Your objective:
Locate and copy each line in the data that contains the word "steel".

Data section:
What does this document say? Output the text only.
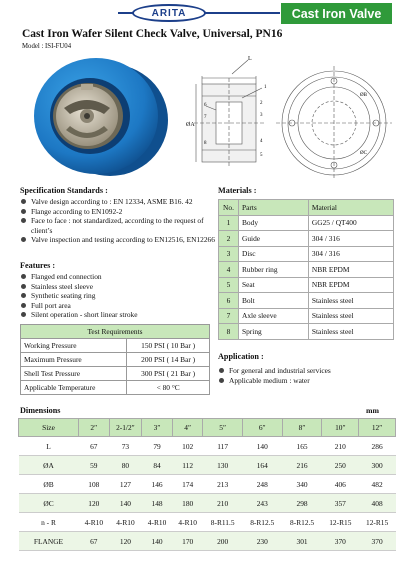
ARITA	Cast Iron Valve
Cast Iron Wafer Silent Check Valve, Universal, PN16
Model : ISI-FU04
L
ØA
ØB
ØC
1
2
3
4
5
6
7
8
Specification Standards :
Valve design according to : EN 12334, ASME B16. 42
Flange according to EN1092-2
Face to face : not standardized, according to the request of client’s
Valve inspection and testing according to EN12516, EN12266
Features :
Flanged end connection
Stainless steel sleeve
Synthetic seating ring
Full port area
Silent operation - short linear stroke
Test Requirements	
Working Pressure	150 PSI ( 10 Bar )
Maximum Pressure	200 PSI ( 14 Bar )
Shell Test Pressure	300 PSI ( 21 Bar )
Applicable Temperature	< 80 °C
Materials :
No.	Parts	Material
1	Body	GG25 / QT400
2	Guide	304 / 316
3	Disc	304 / 316
4	Rubber ring	NBR EPDM
5	Seat	NBR EPDM
6	Bolt	Stainless steel
7	Axle sleeve	Stainless steel
8	Spring	Stainless steel
Application :
For general and industrial services
Applicable medium : water
Dimensions	mm
Size	2″	2-1/2″	3″	4″	5″	6″	8″	10″	12″
L	67	73	79	102	117	140	165	210	286
ØA	59	80	84	112	130	164	216	250	300
ØB	108	127	146	174	213	248	340	406	482
ØC	120	140	148	180	210	243	298	357	408
n - R	4-R10	4-R10	4-R10	4-R10	8-R11.5	8-R12.5	8-R12.5	12-R15	12-R15
FLANGE	67	120	140	170	200	230	301	370	370
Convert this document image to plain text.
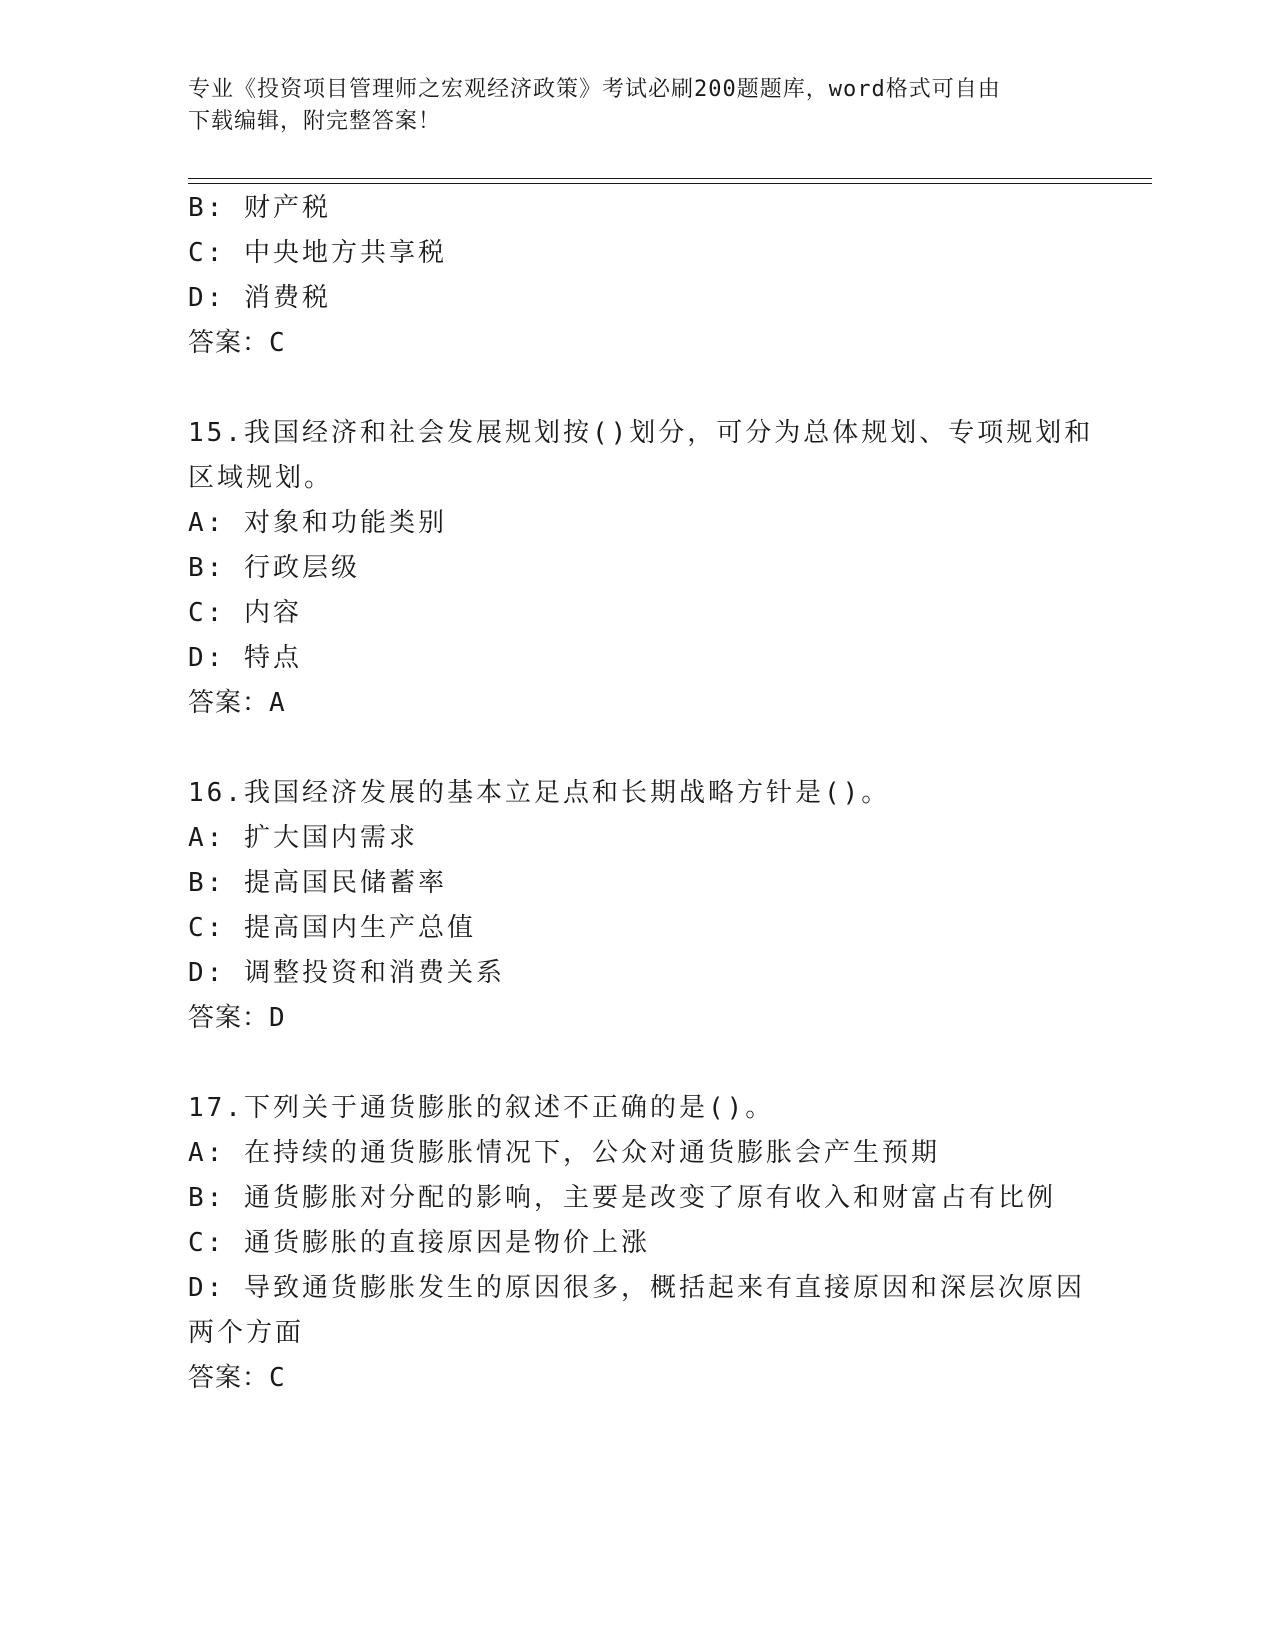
专业《投资项目管理师之宏观经济政策》考试必刷200题题库，word格式可自由
下载编辑，附完整答案！
B: 财产税
C: 中央地方共享税
D: 消费税
答案：C
15.我国经济和社会发展规划按()划分，可分为总体规划、专项规划和
区域规划。
A: 对象和功能类别
B: 行政层级
C: 内容
D: 特点
答案：A
16.我国经济发展的基本立足点和长期战略方针是()。
A: 扩大国内需求
B: 提高国民储蓄率
C: 提高国内生产总值
D: 调整投资和消费关系
答案：D
17.下列关于通货膨胀的叙述不正确的是()。
A: 在持续的通货膨胀情况下，公众对通货膨胀会产生预期
B: 通货膨胀对分配的影响，主要是改变了原有收入和财富占有比例
C: 通货膨胀的直接原因是物价上涨
D: 导致通货膨胀发生的原因很多，概括起来有直接原因和深层次原因
两个方面
答案：C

Solved problem:
Stainless steel sleeve
6	Bolt	Stainless steel
7	Axle sleeve	Stainless steel
8	Spring	Stainless steel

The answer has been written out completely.